[Saved entries]
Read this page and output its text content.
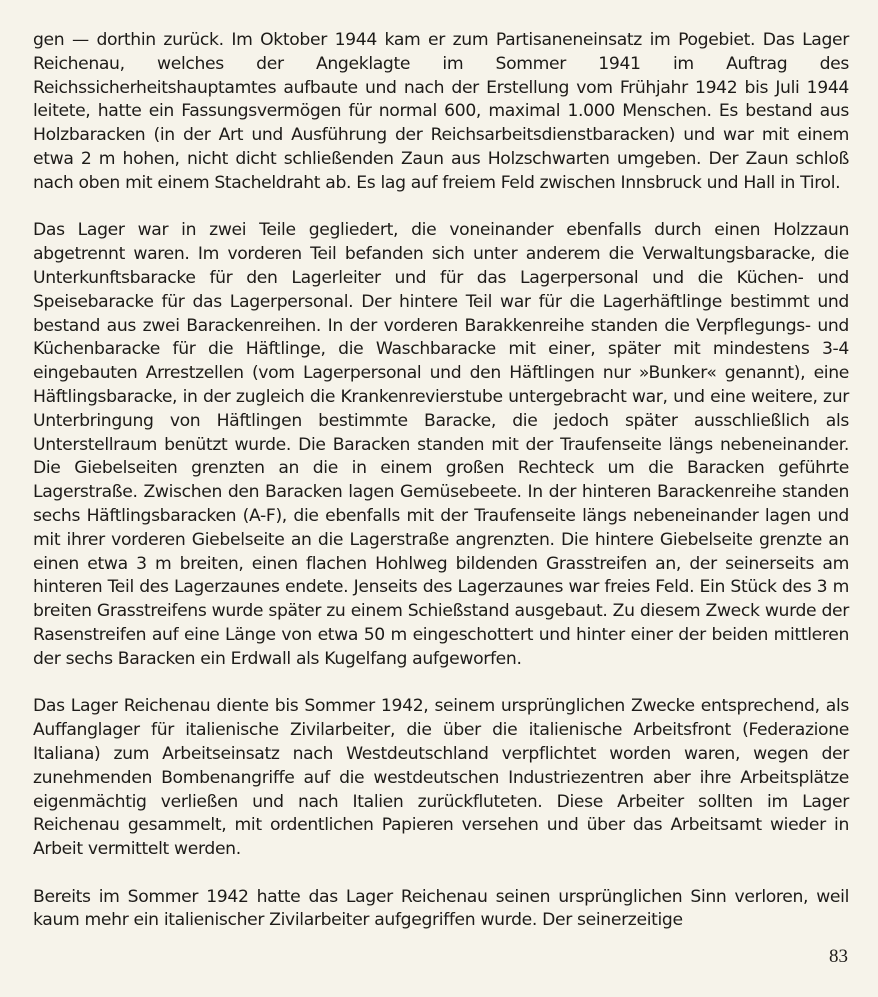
gen — dorthin zurück. Im Oktober 1944 kam er zum Partisaneneinsatz im Pogebiet. Das Lager Reichenau, welches der Angeklagte im Sommer 1941 im Auftrag des Reichssicherheitshauptamtes aufbaute und nach der Erstellung vom Frühjahr 1942 bis Juli 1944 leitete, hatte ein Fassungsvermögen für normal 600, maximal 1.000 Menschen. Es bestand aus Holzbaracken (in der Art und Ausführung der Reichsarbeitsdienstbaracken) und war mit einem etwa 2 m hohen, nicht dicht schließenden Zaun aus Holzschwarten umgeben. Der Zaun schloß nach oben mit einem Stacheldraht ab. Es lag auf freiem Feld zwischen Innsbruck und Hall in Tirol.

Das Lager war in zwei Teile gegliedert, die voneinander ebenfalls durch einen Holzzaun abgetrennt waren. Im vorderen Teil befanden sich unter anderem die Verwaltungsbaracke, die Unterkunftsbaracke für den Lagerleiter und für das Lagerpersonal und die Küchen- und Speisebaracke für das Lagerpersonal. Der hintere Teil war für die Lagerhäftlinge bestimmt und bestand aus zwei Barackenreihen. In der vorderen Barakkenreihe standen die Verpflegungs- und Küchenbaracke für die Häftlinge, die Waschbaracke mit einer, später mit mindestens 3-4 eingebauten Arrestzellen (vom Lagerpersonal und den Häftlingen nur »Bunker« genannt), eine Häftlingsbaracke, in der zugleich die Krankenrevierstube untergebracht war, und eine weitere, zur Unterbringung von Häftlingen bestimmte Baracke, die jedoch später ausschließlich als Unterstellraum benützt wurde. Die Baracken standen mit der Traufenseite längs nebeneinander. Die Giebelseiten grenzten an die in einem großen Rechteck um die Baracken geführte Lagerstraße. Zwischen den Baracken lagen Gemüsebeete. In der hinteren Barackenreihe standen sechs Häftlingsbaracken (A-F), die ebenfalls mit der Traufenseite längs nebeneinander lagen und mit ihrer vorderen Giebelseite an die Lagerstraße angrenzten. Die hintere Giebelseite grenzte an einen etwa 3 m breiten, einen flachen Hohlweg bildenden Grasstreifen an, der seinerseits am hinteren Teil des Lagerzaunes endete. Jenseits des Lagerzaunes war freies Feld. Ein Stück des 3 m breiten Grasstreifens wurde später zu einem Schießstand ausgebaut. Zu diesem Zweck wurde der Rasenstreifen auf eine Länge von etwa 50 m eingeschottert und hinter einer der beiden mittleren der sechs Baracken ein Erdwall als Kugelfang aufgeworfen.

Das Lager Reichenau diente bis Sommer 1942, seinem ursprünglichen Zwecke entsprechend, als Auffanglager für italienische Zivilarbeiter, die über die italienische Arbeitsfront (Federazione Italiana) zum Arbeitseinsatz nach Westdeutschland verpflichtet worden waren, wegen der zunehmenden Bombenangriffe auf die westdeutschen Industriezentren aber ihre Arbeitsplätze eigenmächtig verließen und nach Italien zurückfluteten. Diese Arbeiter sollten im Lager Reichenau gesammelt, mit ordentlichen Papieren versehen und über das Arbeitsamt wieder in Arbeit vermittelt werden.

Bereits im Sommer 1942 hatte das Lager Reichenau seinen ursprünglichen Sinn verloren, weil kaum mehr ein italienischer Zivilarbeiter aufgegriffen wurde. Der seinerzeitige

83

▸ **WHAT YOU NEED TO DO**: Identify and copy all lines with the word "Zivilarbeiter".

▸ **RESULT**:
Das Lager Reichenau diente bis Sommer 1942, seinem ursprünglichen Zwecke entsprechend, als Auffanglager für italienische Zivilarbeiter, die über die italienische Arbeitsfront (Federazione Italiana) zum Arbeitseinsatz nach Westdeutschland verpflichtet worden waren, wegen der zunehmenden Bombenangriffe auf die westdeutschen Industriezentren aber ihre Arbeitsplätze eigenmächtig verließen und nach Italien zurückfluteten. Diese Arbeiter sollten im Lager Reichenau gesammelt, mit ordentlichen Papieren versehen und über das Arbeitsamt wieder in Arbeit vermittelt werden.
Bereits im Sommer 1942 hatte das Lager Reichenau seinen ursprünglichen Sinn verloren, weil kaum mehr ein italienischer Zivilarbeiter aufgegriffen wurde. Der seinerzeitige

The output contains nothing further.